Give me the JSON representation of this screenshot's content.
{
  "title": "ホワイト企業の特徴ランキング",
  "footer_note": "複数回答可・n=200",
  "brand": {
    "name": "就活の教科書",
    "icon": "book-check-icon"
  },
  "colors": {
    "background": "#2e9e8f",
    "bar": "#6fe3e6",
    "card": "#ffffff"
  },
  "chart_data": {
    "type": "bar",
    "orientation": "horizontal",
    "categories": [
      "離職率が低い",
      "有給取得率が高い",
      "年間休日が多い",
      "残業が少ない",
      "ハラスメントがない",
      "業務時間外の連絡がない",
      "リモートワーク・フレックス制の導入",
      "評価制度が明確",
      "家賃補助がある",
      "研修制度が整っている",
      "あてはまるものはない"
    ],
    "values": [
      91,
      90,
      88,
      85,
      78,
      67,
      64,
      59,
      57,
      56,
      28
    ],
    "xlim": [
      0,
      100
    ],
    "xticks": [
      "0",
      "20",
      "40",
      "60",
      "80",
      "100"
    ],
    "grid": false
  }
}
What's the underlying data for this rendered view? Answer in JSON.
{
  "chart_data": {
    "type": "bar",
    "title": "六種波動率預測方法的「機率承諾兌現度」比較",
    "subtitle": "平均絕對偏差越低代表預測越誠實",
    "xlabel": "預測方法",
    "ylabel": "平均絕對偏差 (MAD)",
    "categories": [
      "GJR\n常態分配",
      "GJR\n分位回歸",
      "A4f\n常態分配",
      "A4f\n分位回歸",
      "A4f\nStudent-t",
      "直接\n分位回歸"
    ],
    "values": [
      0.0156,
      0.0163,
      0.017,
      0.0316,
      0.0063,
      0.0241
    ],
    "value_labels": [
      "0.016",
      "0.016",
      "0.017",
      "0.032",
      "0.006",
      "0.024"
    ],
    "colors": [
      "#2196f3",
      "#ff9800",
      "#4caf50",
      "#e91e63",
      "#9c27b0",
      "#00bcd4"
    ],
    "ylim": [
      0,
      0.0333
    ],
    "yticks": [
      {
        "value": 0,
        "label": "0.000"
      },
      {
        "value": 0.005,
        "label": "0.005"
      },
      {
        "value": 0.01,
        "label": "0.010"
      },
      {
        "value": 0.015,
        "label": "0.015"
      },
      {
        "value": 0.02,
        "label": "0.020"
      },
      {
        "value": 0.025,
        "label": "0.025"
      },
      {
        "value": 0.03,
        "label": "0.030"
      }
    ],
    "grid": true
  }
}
########
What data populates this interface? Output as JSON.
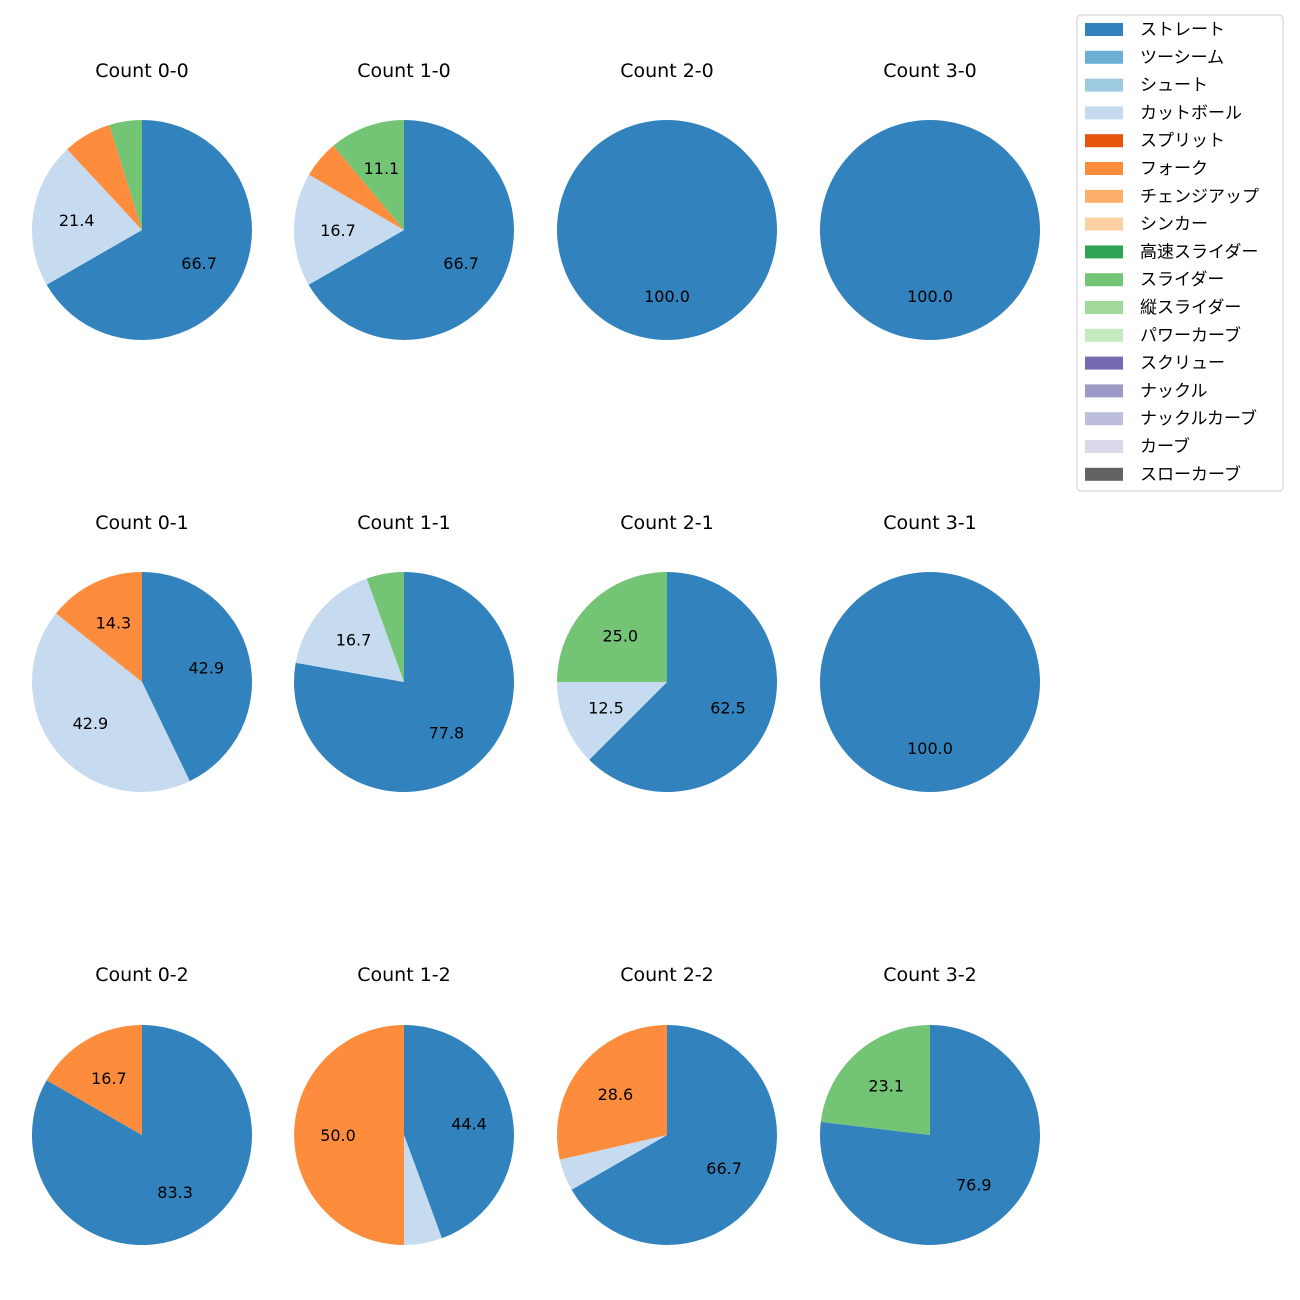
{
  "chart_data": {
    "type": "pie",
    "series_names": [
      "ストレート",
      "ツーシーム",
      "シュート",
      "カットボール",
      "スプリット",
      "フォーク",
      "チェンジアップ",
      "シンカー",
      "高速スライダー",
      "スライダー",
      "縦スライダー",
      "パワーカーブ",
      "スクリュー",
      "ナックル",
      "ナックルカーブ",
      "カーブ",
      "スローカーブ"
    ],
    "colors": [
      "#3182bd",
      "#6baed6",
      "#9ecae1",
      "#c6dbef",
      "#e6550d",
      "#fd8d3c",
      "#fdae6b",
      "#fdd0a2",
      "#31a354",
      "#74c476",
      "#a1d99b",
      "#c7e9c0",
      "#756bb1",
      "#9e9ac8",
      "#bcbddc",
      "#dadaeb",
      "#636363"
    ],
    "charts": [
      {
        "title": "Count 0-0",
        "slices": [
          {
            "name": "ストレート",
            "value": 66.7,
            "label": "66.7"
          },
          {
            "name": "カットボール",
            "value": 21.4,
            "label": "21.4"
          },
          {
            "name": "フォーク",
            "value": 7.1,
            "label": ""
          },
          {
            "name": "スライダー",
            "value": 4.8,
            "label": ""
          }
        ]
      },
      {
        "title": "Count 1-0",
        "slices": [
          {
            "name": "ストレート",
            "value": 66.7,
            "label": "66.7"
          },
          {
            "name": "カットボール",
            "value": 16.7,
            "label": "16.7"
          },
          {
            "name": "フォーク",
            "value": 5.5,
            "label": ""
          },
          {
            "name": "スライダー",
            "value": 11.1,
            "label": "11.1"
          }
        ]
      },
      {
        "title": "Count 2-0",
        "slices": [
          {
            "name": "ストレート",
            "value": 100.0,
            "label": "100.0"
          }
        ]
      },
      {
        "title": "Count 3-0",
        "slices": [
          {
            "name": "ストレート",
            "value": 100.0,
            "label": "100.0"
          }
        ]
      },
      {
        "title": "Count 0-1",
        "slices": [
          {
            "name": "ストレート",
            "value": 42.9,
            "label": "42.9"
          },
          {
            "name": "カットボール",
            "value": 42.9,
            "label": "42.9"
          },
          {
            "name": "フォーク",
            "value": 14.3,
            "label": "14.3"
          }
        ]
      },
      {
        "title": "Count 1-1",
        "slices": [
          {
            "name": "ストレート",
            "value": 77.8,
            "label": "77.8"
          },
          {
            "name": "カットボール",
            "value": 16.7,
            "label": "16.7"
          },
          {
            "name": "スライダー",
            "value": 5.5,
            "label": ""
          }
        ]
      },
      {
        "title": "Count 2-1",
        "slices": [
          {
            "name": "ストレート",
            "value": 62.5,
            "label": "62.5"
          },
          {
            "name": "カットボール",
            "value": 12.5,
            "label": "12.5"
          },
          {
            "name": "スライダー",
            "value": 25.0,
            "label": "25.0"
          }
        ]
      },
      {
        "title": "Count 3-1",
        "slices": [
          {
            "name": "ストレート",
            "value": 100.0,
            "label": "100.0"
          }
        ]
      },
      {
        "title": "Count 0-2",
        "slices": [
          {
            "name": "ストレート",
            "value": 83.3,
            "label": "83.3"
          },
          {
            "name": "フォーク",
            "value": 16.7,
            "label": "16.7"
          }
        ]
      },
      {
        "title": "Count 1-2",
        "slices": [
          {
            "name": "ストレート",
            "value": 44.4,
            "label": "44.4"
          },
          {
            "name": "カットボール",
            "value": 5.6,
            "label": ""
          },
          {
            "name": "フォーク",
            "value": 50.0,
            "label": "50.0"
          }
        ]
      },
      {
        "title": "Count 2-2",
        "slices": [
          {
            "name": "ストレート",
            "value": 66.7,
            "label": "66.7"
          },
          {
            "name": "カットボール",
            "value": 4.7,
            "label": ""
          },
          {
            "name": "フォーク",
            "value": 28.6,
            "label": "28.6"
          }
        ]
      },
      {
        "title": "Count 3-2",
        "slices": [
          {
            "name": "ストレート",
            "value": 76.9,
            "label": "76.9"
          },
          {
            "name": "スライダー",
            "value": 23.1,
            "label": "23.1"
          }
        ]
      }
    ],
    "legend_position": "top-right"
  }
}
########
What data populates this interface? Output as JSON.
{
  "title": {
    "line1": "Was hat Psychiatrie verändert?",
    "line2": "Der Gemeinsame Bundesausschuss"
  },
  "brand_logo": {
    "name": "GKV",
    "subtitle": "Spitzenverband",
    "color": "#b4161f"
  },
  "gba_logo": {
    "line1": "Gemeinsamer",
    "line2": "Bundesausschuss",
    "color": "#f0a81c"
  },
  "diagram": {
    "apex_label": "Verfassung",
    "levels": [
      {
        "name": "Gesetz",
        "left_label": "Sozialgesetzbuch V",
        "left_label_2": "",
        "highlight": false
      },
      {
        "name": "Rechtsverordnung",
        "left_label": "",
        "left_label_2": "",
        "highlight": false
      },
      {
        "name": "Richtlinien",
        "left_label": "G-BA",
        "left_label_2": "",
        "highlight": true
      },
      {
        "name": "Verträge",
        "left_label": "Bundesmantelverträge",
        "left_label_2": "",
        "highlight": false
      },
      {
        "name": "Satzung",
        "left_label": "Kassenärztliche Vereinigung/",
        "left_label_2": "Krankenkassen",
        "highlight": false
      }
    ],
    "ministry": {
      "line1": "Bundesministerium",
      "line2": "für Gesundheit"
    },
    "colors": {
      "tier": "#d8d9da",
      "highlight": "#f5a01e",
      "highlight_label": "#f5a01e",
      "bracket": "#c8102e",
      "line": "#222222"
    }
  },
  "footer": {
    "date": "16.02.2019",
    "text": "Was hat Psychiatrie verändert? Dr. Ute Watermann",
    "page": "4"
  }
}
########
### TASK DIRECTIONS
Single out each line of the records above with the string "JSON" in it, and copy it.

### FINISHED ANSWER
Give me the JSON representation of this screenshot's content.
What's the underlying data for this rendered view? Answer in JSON.
What data populates this interface? Output as JSON.
What data populates this interface? Output as JSON.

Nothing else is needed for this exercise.